REQUIREMENT ▸ Every entry here needs to be repeated exactly.

— BEGIN —

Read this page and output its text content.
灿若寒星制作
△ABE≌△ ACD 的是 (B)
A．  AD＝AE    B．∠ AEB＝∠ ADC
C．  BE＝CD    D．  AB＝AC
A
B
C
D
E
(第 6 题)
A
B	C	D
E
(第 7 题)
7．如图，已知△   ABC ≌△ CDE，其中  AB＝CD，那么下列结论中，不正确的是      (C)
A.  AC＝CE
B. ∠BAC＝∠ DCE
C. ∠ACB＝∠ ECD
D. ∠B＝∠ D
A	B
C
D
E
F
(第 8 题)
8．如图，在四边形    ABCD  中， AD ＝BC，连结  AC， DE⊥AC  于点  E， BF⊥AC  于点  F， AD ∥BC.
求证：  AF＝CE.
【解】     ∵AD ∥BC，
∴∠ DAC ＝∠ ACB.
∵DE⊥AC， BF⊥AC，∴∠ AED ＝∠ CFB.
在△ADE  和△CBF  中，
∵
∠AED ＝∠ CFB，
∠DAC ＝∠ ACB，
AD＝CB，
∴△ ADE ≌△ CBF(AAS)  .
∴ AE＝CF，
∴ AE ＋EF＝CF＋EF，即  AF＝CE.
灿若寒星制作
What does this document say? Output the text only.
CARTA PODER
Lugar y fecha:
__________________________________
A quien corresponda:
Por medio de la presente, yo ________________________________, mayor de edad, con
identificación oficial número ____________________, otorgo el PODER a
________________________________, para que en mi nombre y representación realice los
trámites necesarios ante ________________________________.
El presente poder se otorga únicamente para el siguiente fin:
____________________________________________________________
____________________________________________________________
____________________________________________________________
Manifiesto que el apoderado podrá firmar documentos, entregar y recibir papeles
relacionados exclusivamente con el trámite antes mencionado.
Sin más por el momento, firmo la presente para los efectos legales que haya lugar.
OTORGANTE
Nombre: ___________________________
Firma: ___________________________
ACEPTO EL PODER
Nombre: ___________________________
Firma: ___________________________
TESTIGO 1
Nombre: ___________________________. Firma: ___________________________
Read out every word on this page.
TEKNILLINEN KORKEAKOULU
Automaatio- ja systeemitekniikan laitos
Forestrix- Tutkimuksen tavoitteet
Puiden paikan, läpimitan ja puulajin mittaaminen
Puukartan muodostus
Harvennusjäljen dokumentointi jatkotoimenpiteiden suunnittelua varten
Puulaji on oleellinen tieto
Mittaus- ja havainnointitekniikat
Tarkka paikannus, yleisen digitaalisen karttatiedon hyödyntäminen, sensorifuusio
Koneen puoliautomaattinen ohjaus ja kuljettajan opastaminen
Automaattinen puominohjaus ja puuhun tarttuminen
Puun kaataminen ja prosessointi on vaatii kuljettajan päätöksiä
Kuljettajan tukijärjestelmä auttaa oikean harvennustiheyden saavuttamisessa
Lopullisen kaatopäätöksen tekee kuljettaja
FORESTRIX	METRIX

— END —

SOLUTION TO THIS EXERCISE ▸
Read this page and output its text content.
灿若寒星制作
△ABE≌△ ACD 的是 (B)
A．  AD＝AE    B．∠ AEB＝∠ ADC
C．  BE＝CD    D．  AB＝AC
A
B
C
D
E
(第 6 题)
A
B	C	D
E
(第 7 题)
7．如图，已知△   ABC ≌△ CDE，其中  AB＝CD，那么下列结论中，不正确的是      (C)
A.  AC＝CE
B. ∠BAC＝∠ DCE
C. ∠ACB＝∠ ECD
D. ∠B＝∠ D
A	B
C
D
E
F
(第 8 题)
8．如图，在四边形    ABCD  中， AD ＝BC，连结  AC， DE⊥AC  于点  E， BF⊥AC  于点  F， AD ∥BC.
求证：  AF＝CE.
【解】     ∵AD ∥BC，
∴∠ DAC ＝∠ ACB.
∵DE⊥AC， BF⊥AC，∴∠ AED ＝∠ CFB.
在△ADE  和△CBF  中，
∵
∠AED ＝∠ CFB，
∠DAC ＝∠ ACB，
AD＝CB，
∴△ ADE ≌△ CBF(AAS)  .
∴ AE＝CF，
∴ AE ＋EF＝CF＋EF，即  AF＝CE.
灿若寒星制作
What does this document say? Output the text only.
CARTA PODER
Lugar y fecha:
__________________________________
A quien corresponda:
Por medio de la presente, yo ________________________________, mayor de edad, con
identificación oficial número ____________________, otorgo el PODER a
________________________________, para que en mi nombre y representación realice los
trámites necesarios ante ________________________________.
El presente poder se otorga únicamente para el siguiente fin:
____________________________________________________________
____________________________________________________________
____________________________________________________________
Manifiesto que el apoderado podrá firmar documentos, entregar y recibir papeles
relacionados exclusivamente con el trámite antes mencionado.
Sin más por el momento, firmo la presente para los efectos legales que haya lugar.
OTORGANTE
Nombre: ___________________________
Firma: ___________________________
ACEPTO EL PODER
Nombre: ___________________________
Firma: ___________________________
TESTIGO 1
Nombre: ___________________________. Firma: ___________________________
Read out every word on this page.
TEKNILLINEN KORKEAKOULU
Automaatio- ja systeemitekniikan laitos
Forestrix- Tutkimuksen tavoitteet
Puiden paikan, läpimitan ja puulajin mittaaminen
Puukartan muodostus
Harvennusjäljen dokumentointi jatkotoimenpiteiden suunnittelua varten
Puulaji on oleellinen tieto
Mittaus- ja havainnointitekniikat
Tarkka paikannus, yleisen digitaalisen karttatiedon hyödyntäminen, sensorifuusio
Koneen puoliautomaattinen ohjaus ja kuljettajan opastaminen
Automaattinen puominohjaus ja puuhun tarttuminen
Puun kaataminen ja prosessointi on vaatii kuljettajan päätöksiä
Kuljettajan tukijärjestelmä auttaa oikean harvennustiheyden saavuttamisessa
Lopullisen kaatopäätöksen tekee kuljettaja
FORESTRIX	METRIX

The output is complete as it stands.